### Saved entries
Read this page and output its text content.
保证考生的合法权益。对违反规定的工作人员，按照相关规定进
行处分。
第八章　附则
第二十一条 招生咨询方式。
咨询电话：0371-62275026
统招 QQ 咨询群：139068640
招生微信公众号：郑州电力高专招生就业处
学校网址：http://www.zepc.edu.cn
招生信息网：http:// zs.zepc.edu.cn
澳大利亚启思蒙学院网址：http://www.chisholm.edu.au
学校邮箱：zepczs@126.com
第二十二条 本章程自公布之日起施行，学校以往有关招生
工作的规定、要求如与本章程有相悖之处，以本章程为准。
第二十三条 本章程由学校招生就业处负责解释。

### STATED EXERCISE
Pull out each line of the records holding the string "http".

### SOLUTION TO THIS EXERCISE
学校网址：http://www.zepc.edu.cn
招生信息网：http:// zs.zepc.edu.cn
澳大利亚启思蒙学院网址：http://www.chisholm.edu.au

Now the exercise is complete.